**TASK BRIEF**:
In the entries below, count every line containing "SRMTID". Reply with the number alone.

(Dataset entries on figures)

= = = = =

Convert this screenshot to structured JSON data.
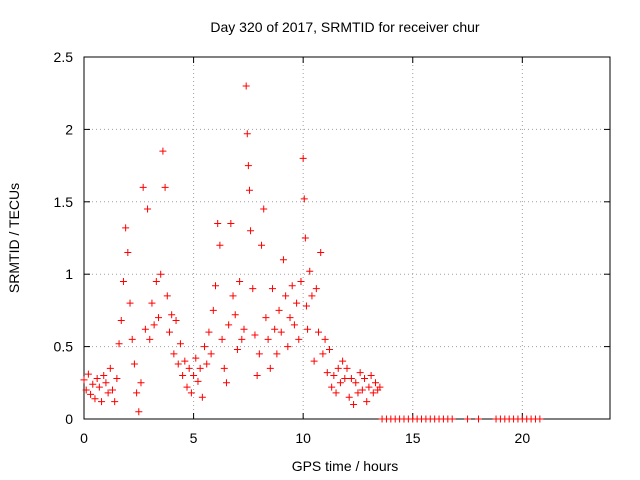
{
  "chart_data": {
    "type": "scatter",
    "title": "Day 320 of 2017, SRMTID for receiver chur",
    "xlabel": "GPS time / hours",
    "ylabel": "SRMTID / TECUs",
    "xlim": [
      0,
      24
    ],
    "ylim": [
      0,
      2.5
    ],
    "xticks": [
      0,
      5,
      10,
      15,
      20
    ],
    "xtick_labels": [
      "0",
      "5",
      "10",
      "15",
      "20"
    ],
    "yticks": [
      0,
      0.5,
      1,
      1.5,
      2,
      2.5
    ],
    "ytick_labels": [
      "0",
      "0.5",
      "1",
      "1.5",
      "2",
      "2.5"
    ],
    "grid": true,
    "marker": "+",
    "color": "#ff0000",
    "series": [
      {
        "name": "SRMTID",
        "points": [
          [
            0.0,
            0.27
          ],
          [
            0.1,
            0.2
          ],
          [
            0.2,
            0.31
          ],
          [
            0.3,
            0.17
          ],
          [
            0.4,
            0.24
          ],
          [
            0.5,
            0.14
          ],
          [
            0.6,
            0.28
          ],
          [
            0.7,
            0.22
          ],
          [
            0.8,
            0.12
          ],
          [
            0.9,
            0.3
          ],
          [
            1.0,
            0.25
          ],
          [
            1.1,
            0.18
          ],
          [
            1.2,
            0.35
          ],
          [
            1.3,
            0.2
          ],
          [
            1.4,
            0.12
          ],
          [
            1.5,
            0.28
          ],
          [
            1.6,
            0.52
          ],
          [
            1.7,
            0.68
          ],
          [
            1.8,
            0.95
          ],
          [
            1.9,
            1.32
          ],
          [
            2.0,
            1.15
          ],
          [
            2.1,
            0.8
          ],
          [
            2.2,
            0.55
          ],
          [
            2.3,
            0.38
          ],
          [
            2.4,
            0.18
          ],
          [
            2.5,
            0.05
          ],
          [
            2.6,
            0.25
          ],
          [
            2.7,
            1.6
          ],
          [
            2.8,
            0.62
          ],
          [
            2.9,
            1.45
          ],
          [
            3.0,
            0.55
          ],
          [
            3.1,
            0.8
          ],
          [
            3.2,
            0.65
          ],
          [
            3.3,
            0.95
          ],
          [
            3.4,
            0.7
          ],
          [
            3.5,
            1.0
          ],
          [
            3.6,
            1.85
          ],
          [
            3.7,
            1.6
          ],
          [
            3.8,
            0.85
          ],
          [
            3.9,
            0.6
          ],
          [
            4.0,
            0.72
          ],
          [
            4.1,
            0.45
          ],
          [
            4.2,
            0.68
          ],
          [
            4.3,
            0.38
          ],
          [
            4.4,
            0.52
          ],
          [
            4.5,
            0.3
          ],
          [
            4.6,
            0.4
          ],
          [
            4.7,
            0.22
          ],
          [
            4.8,
            0.35
          ],
          [
            4.9,
            0.18
          ],
          [
            5.0,
            0.3
          ],
          [
            5.1,
            0.42
          ],
          [
            5.2,
            0.26
          ],
          [
            5.3,
            0.35
          ],
          [
            5.4,
            0.15
          ],
          [
            5.5,
            0.5
          ],
          [
            5.6,
            0.38
          ],
          [
            5.7,
            0.6
          ],
          [
            5.8,
            0.45
          ],
          [
            5.9,
            0.75
          ],
          [
            6.0,
            0.92
          ],
          [
            6.1,
            1.35
          ],
          [
            6.2,
            1.2
          ],
          [
            6.3,
            0.55
          ],
          [
            6.4,
            0.35
          ],
          [
            6.5,
            0.25
          ],
          [
            6.6,
            0.65
          ],
          [
            6.7,
            1.35
          ],
          [
            6.8,
            0.85
          ],
          [
            6.9,
            0.72
          ],
          [
            7.0,
            0.48
          ],
          [
            7.1,
            0.95
          ],
          [
            7.2,
            0.55
          ],
          [
            7.3,
            0.62
          ],
          [
            7.4,
            2.3
          ],
          [
            7.45,
            1.97
          ],
          [
            7.5,
            1.75
          ],
          [
            7.55,
            1.58
          ],
          [
            7.6,
            1.3
          ],
          [
            7.7,
            0.9
          ],
          [
            7.8,
            0.58
          ],
          [
            7.9,
            0.3
          ],
          [
            8.0,
            0.45
          ],
          [
            8.1,
            1.2
          ],
          [
            8.2,
            1.45
          ],
          [
            8.3,
            0.7
          ],
          [
            8.4,
            0.55
          ],
          [
            8.5,
            0.35
          ],
          [
            8.6,
            0.9
          ],
          [
            8.7,
            0.62
          ],
          [
            8.8,
            0.45
          ],
          [
            8.9,
            0.75
          ],
          [
            9.0,
            0.6
          ],
          [
            9.1,
            1.1
          ],
          [
            9.2,
            0.85
          ],
          [
            9.3,
            0.5
          ],
          [
            9.4,
            0.7
          ],
          [
            9.5,
            0.92
          ],
          [
            9.6,
            0.65
          ],
          [
            9.7,
            0.8
          ],
          [
            9.8,
            0.55
          ],
          [
            9.9,
            0.95
          ],
          [
            10.0,
            1.8
          ],
          [
            10.05,
            1.52
          ],
          [
            10.1,
            1.25
          ],
          [
            10.15,
            0.78
          ],
          [
            10.2,
            0.62
          ],
          [
            10.3,
            1.02
          ],
          [
            10.4,
            0.85
          ],
          [
            10.5,
            0.4
          ],
          [
            10.6,
            0.9
          ],
          [
            10.7,
            0.6
          ],
          [
            10.8,
            1.15
          ],
          [
            10.9,
            0.45
          ],
          [
            11.0,
            0.55
          ],
          [
            11.1,
            0.32
          ],
          [
            11.2,
            0.48
          ],
          [
            11.3,
            0.22
          ],
          [
            11.4,
            0.3
          ],
          [
            11.5,
            0.18
          ],
          [
            11.6,
            0.35
          ],
          [
            11.7,
            0.25
          ],
          [
            11.8,
            0.4
          ],
          [
            11.9,
            0.28
          ],
          [
            12.0,
            0.35
          ],
          [
            12.1,
            0.15
          ],
          [
            12.2,
            0.28
          ],
          [
            12.3,
            0.1
          ],
          [
            12.4,
            0.25
          ],
          [
            12.5,
            0.18
          ],
          [
            12.6,
            0.32
          ],
          [
            12.7,
            0.2
          ],
          [
            12.8,
            0.28
          ],
          [
            12.9,
            0.12
          ],
          [
            13.0,
            0.22
          ],
          [
            13.1,
            0.3
          ],
          [
            13.2,
            0.18
          ],
          [
            13.3,
            0.25
          ],
          [
            13.4,
            0.2
          ],
          [
            13.5,
            0.22
          ],
          [
            13.6,
            0.0
          ],
          [
            13.8,
            0.0
          ],
          [
            14.0,
            0.0
          ],
          [
            14.2,
            0.0
          ],
          [
            14.4,
            0.0
          ],
          [
            14.6,
            0.0
          ],
          [
            14.8,
            0.0
          ],
          [
            15.0,
            0.0
          ],
          [
            15.2,
            0.0
          ],
          [
            15.4,
            0.0
          ],
          [
            15.6,
            0.0
          ],
          [
            15.8,
            0.0
          ],
          [
            16.0,
            0.0
          ],
          [
            16.2,
            0.0
          ],
          [
            16.4,
            0.0
          ],
          [
            16.6,
            0.0
          ],
          [
            16.8,
            0.0
          ],
          [
            17.5,
            0.0
          ],
          [
            18.0,
            0.0
          ],
          [
            18.8,
            0.0
          ],
          [
            19.0,
            0.0
          ],
          [
            19.2,
            0.0
          ],
          [
            19.4,
            0.0
          ],
          [
            19.6,
            0.0
          ],
          [
            19.8,
            0.0
          ],
          [
            20.0,
            0.0
          ],
          [
            20.2,
            0.0
          ],
          [
            20.4,
            0.0
          ],
          [
            20.6,
            0.0
          ],
          [
            20.8,
            0.0
          ]
        ]
      }
    ]
  }
}
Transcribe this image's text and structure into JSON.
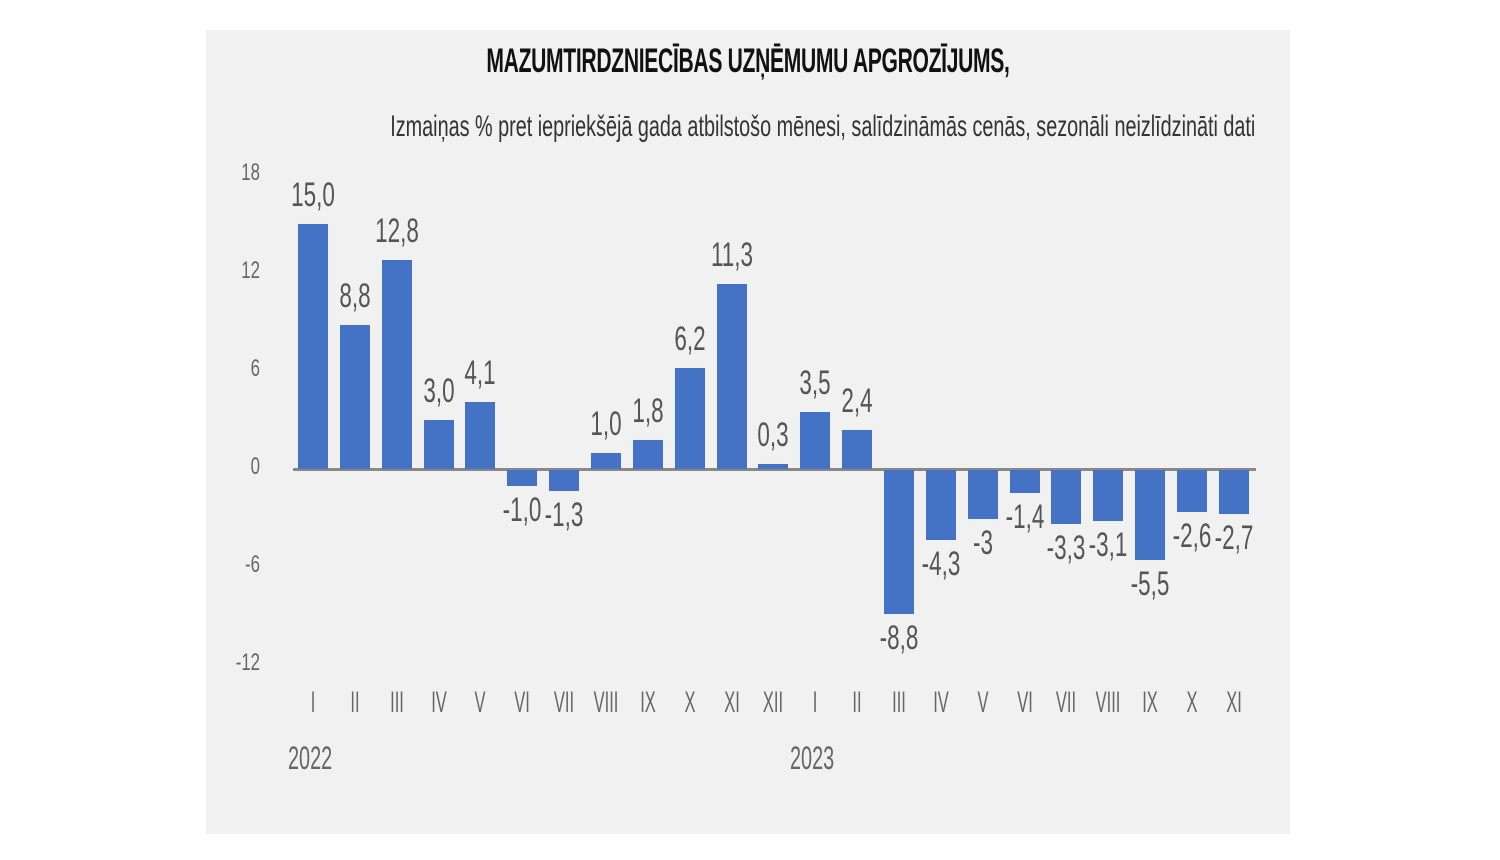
{
  "chart_data": {
    "type": "bar",
    "title": "MAZUMTIRDZNIECĪBAS UZŅĒMUMU APGROZĪJUMS,",
    "subtitle": "Izmaiņas % pret iepriekšējā gada atbilstošo mēnesi, salīdzināmās cenās, sezonāli neizlīdzināti dati",
    "xlabel": "",
    "ylabel": "",
    "ylim": [
      -12,
      18
    ],
    "yticks": [
      18,
      12,
      6,
      0,
      -6,
      -12
    ],
    "ytick_labels": [
      "18",
      "12",
      "6",
      "0",
      "-6",
      "-12"
    ],
    "grid": false,
    "legend": null,
    "bar_color": "#4472c4",
    "years": [
      {
        "label": "2022",
        "start_index": 0
      },
      {
        "label": "2023",
        "start_index": 12
      }
    ],
    "categories": [
      "I",
      "II",
      "III",
      "IV",
      "V",
      "VI",
      "VII",
      "VIII",
      "IX",
      "X",
      "XI",
      "XII",
      "I",
      "II",
      "III",
      "IV",
      "V",
      "VI",
      "VII",
      "VIII",
      "IX",
      "X",
      "XI"
    ],
    "values": [
      15.0,
      8.8,
      12.8,
      3.0,
      4.1,
      -1.0,
      -1.3,
      1.0,
      1.8,
      6.2,
      11.3,
      0.3,
      3.5,
      2.4,
      -8.8,
      -4.3,
      -3.0,
      -1.4,
      -3.3,
      -3.1,
      -5.5,
      -2.6,
      -2.7
    ],
    "value_labels": [
      "15,0",
      "8,8",
      "12,8",
      "3,0",
      "4,1",
      "-1,0",
      "-1,3",
      "1,0",
      "1,8",
      "6,2",
      "11,3",
      "0,3",
      "3,5",
      "2,4",
      "-8,8",
      "-4,3",
      "-3",
      "-1,4",
      "-3,3",
      "-3,1",
      "-5,5",
      "-2,6",
      "-2,7"
    ]
  }
}
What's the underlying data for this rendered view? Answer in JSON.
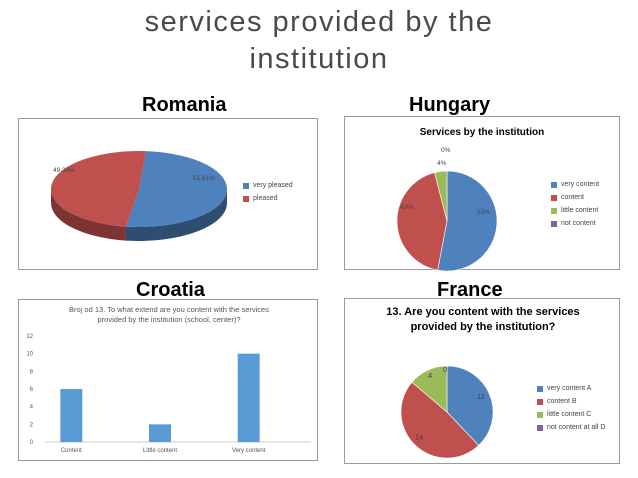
{
  "title_line1": "services provided by the",
  "title_line2": "institution",
  "labels": {
    "romania": "Romania",
    "hungary": "Hungary",
    "croatia": "Croatia",
    "france": "France"
  },
  "colors": {
    "blue": "#4f81bd",
    "red": "#c0504d",
    "green": "#9bbb59",
    "purple": "#8064a2",
    "bar": "#5b9bd5"
  },
  "chart_data": [
    {
      "type": "pie",
      "title": "",
      "categories": [
        "very pleased",
        "pleased"
      ],
      "values": [
        51.61,
        49.39
      ],
      "value_labels": [
        "51,61%",
        "49,39%"
      ],
      "legend": "right"
    },
    {
      "type": "pie",
      "title": "Services by the institution",
      "categories": [
        "very content",
        "content",
        "little content",
        "not content"
      ],
      "values": [
        53,
        43,
        4,
        0
      ],
      "value_labels": [
        "53%",
        "43%",
        "4%",
        "0%"
      ],
      "legend": "right"
    },
    {
      "type": "bar",
      "title": "Broj od 13. To what extend are you content with the services provided by the institution (school, center)?",
      "categories": [
        "Content",
        "Little content",
        "Very content"
      ],
      "values": [
        6,
        2,
        10
      ],
      "ylim": [
        0,
        12
      ],
      "yticks": [
        "0",
        "2",
        "4",
        "6",
        "8",
        "10",
        "12"
      ],
      "grid": false
    },
    {
      "type": "pie",
      "title": "13. Are you content with the services provided by the institution?",
      "categories": [
        "very content A",
        "content B",
        "little content C",
        "not content at all D"
      ],
      "values": [
        11,
        14,
        4,
        0
      ],
      "value_labels": [
        "11",
        "14",
        "4",
        "0"
      ],
      "legend": "right"
    }
  ]
}
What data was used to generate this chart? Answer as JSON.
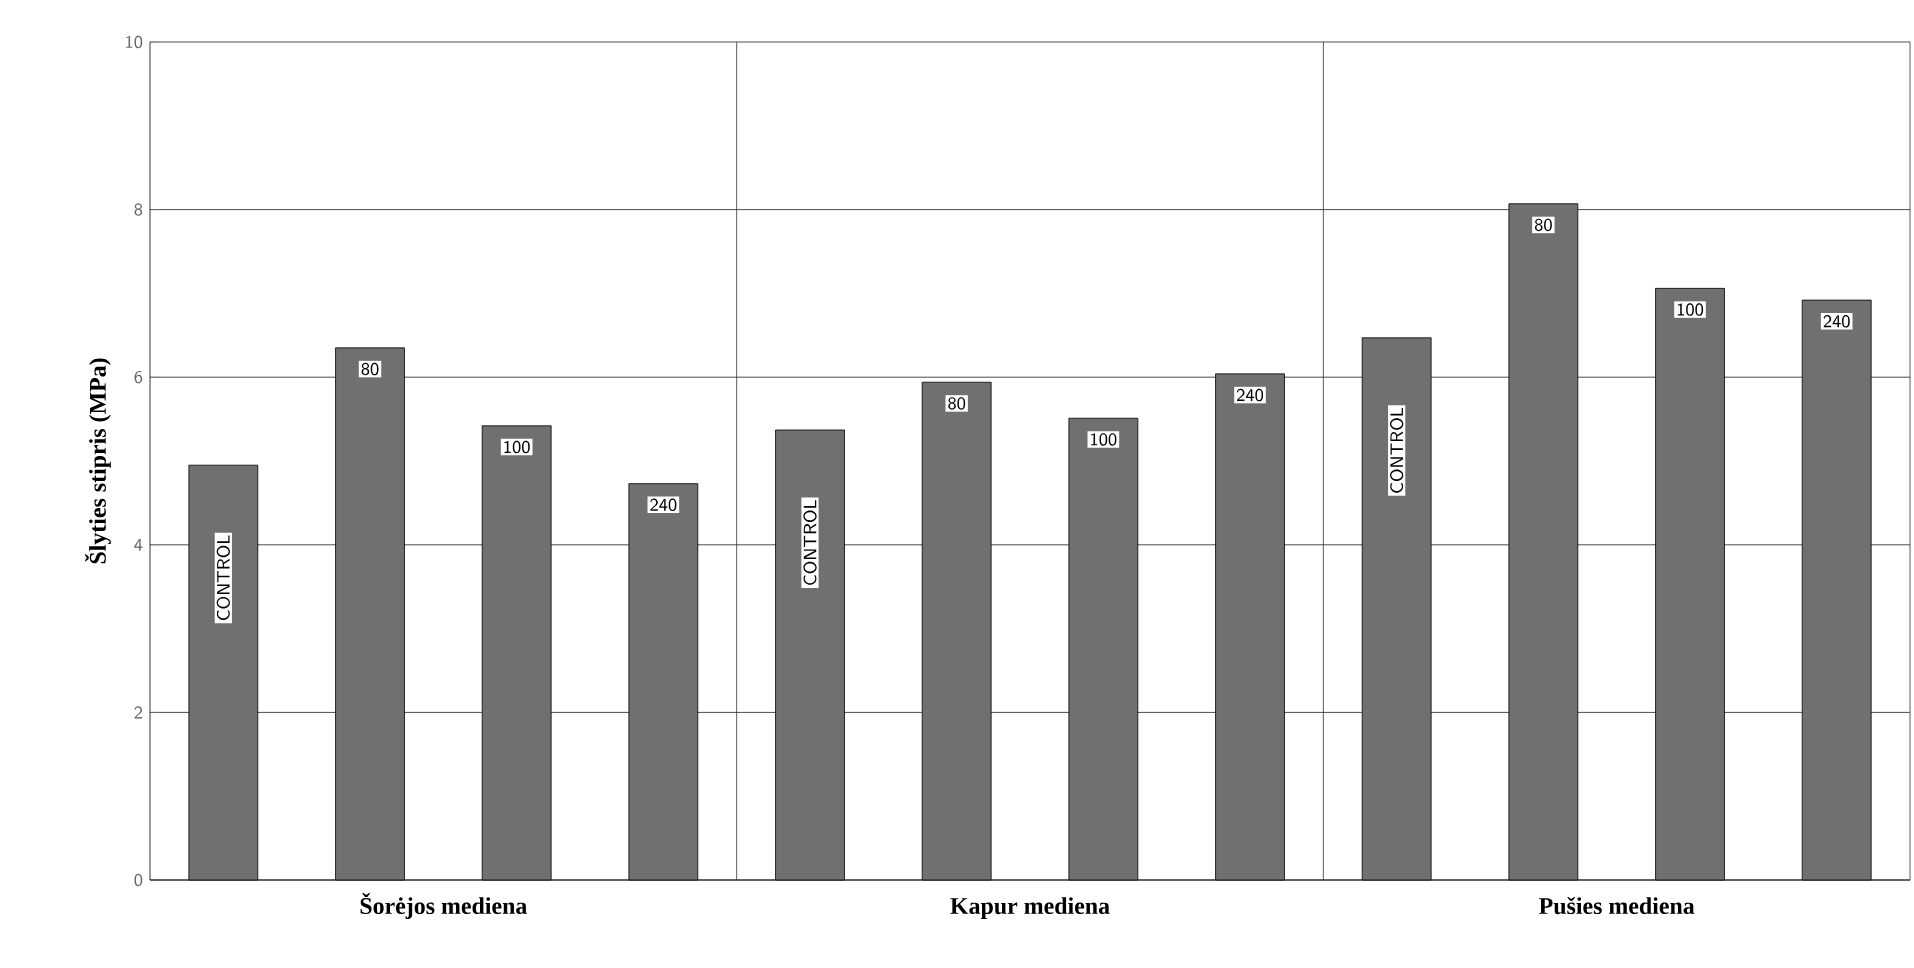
{
  "chart_data": {
    "type": "bar",
    "ylabel": "Šlyties stipris (MPa)",
    "categories": [
      "CONTROL",
      "80",
      "100",
      "240",
      "CONTROL",
      "80",
      "100",
      "240",
      "CONTROL",
      "80",
      "100",
      "240"
    ],
    "values": [
      4.95,
      6.35,
      5.42,
      4.73,
      5.37,
      5.94,
      5.51,
      6.04,
      6.47,
      8.07,
      7.06,
      6.92
    ],
    "color": "#707070",
    "ylim": [
      0,
      10
    ],
    "yticks": [
      0,
      2,
      4,
      6,
      8,
      10
    ],
    "grid": "y",
    "annotations": [
      "Šorėjos mediena",
      "Kapur mediena",
      "Pušies mediena"
    ]
  }
}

= = = = =

**ANSWER BELOW**:
3